[Figure record extracts]
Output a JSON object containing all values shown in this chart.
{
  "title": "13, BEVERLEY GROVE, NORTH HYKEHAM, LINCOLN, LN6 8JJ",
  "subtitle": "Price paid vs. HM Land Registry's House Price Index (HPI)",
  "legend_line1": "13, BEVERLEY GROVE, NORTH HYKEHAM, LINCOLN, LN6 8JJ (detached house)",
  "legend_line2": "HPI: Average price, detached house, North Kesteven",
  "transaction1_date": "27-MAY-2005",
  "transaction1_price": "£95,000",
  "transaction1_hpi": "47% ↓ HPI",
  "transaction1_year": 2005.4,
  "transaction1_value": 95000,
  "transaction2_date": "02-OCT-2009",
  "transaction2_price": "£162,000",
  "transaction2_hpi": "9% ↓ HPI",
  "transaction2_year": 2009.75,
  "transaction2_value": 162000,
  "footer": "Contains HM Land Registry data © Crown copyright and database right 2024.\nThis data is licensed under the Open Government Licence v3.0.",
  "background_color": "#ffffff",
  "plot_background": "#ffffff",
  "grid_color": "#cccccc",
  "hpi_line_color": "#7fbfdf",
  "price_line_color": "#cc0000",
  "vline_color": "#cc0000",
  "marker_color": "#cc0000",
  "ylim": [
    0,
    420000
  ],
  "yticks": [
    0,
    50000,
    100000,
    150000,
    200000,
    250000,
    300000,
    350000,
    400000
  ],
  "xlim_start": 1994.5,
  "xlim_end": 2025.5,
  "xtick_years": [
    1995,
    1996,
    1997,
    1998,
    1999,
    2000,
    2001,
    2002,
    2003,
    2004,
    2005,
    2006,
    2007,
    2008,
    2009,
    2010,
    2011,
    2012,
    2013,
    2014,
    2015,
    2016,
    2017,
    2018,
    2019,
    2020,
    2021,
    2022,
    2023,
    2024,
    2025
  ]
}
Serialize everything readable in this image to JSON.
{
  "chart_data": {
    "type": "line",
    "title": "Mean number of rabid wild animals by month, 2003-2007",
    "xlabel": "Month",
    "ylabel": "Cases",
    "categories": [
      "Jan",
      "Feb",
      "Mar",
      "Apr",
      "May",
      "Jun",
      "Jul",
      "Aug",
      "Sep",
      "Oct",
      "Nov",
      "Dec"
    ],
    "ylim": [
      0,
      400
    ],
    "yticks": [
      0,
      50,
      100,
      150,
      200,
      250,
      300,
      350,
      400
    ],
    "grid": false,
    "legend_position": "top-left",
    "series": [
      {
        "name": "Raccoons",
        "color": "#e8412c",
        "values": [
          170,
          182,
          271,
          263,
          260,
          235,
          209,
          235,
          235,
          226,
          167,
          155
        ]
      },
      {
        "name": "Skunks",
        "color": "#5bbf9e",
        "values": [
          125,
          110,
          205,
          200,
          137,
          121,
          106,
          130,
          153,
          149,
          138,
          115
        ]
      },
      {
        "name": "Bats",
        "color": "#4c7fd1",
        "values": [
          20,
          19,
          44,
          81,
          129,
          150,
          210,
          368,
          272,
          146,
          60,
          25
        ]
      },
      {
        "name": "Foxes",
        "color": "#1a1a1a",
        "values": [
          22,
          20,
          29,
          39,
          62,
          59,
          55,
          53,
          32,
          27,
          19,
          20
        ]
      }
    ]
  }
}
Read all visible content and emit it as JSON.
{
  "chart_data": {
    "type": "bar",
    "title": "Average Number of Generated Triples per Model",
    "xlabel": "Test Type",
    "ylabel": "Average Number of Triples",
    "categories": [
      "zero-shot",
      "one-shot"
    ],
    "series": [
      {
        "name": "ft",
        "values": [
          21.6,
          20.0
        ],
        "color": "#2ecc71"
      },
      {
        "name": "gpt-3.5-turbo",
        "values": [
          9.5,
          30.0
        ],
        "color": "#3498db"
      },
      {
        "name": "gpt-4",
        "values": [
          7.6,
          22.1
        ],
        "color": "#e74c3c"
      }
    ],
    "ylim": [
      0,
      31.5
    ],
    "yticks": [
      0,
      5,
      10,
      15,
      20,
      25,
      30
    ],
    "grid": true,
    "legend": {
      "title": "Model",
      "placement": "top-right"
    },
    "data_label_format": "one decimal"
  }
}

* PROBLEM DESCRIPTION *
Print exactly the lines above, starting at the line that contains "Read all visible content and emit it as JSON." and ending with the last line of the records, both included.

* REPLY *
Read all visible content and emit it as JSON.
{
  "chart_data": {
    "type": "bar",
    "title": "Average Number of Generated Triples per Model",
    "xlabel": "Test Type",
    "ylabel": "Average Number of Triples",
    "categories": [
      "zero-shot",
      "one-shot"
    ],
    "series": [
      {
        "name": "ft",
        "values": [
          21.6,
          20.0
        ],
        "color": "#2ecc71"
      },
      {
        "name": "gpt-3.5-turbo",
        "values": [
          9.5,
          30.0
        ],
        "color": "#3498db"
      },
      {
        "name": "gpt-4",
        "values": [
          7.6,
          22.1
        ],
        "color": "#e74c3c"
      }
    ],
    "ylim": [
      0,
      31.5
    ],
    "yticks": [
      0,
      5,
      10,
      15,
      20,
      25,
      30
    ],
    "grid": true,
    "legend": {
      "title": "Model",
      "placement": "top-right"
    },
    "data_label_format": "one decimal"
  }
}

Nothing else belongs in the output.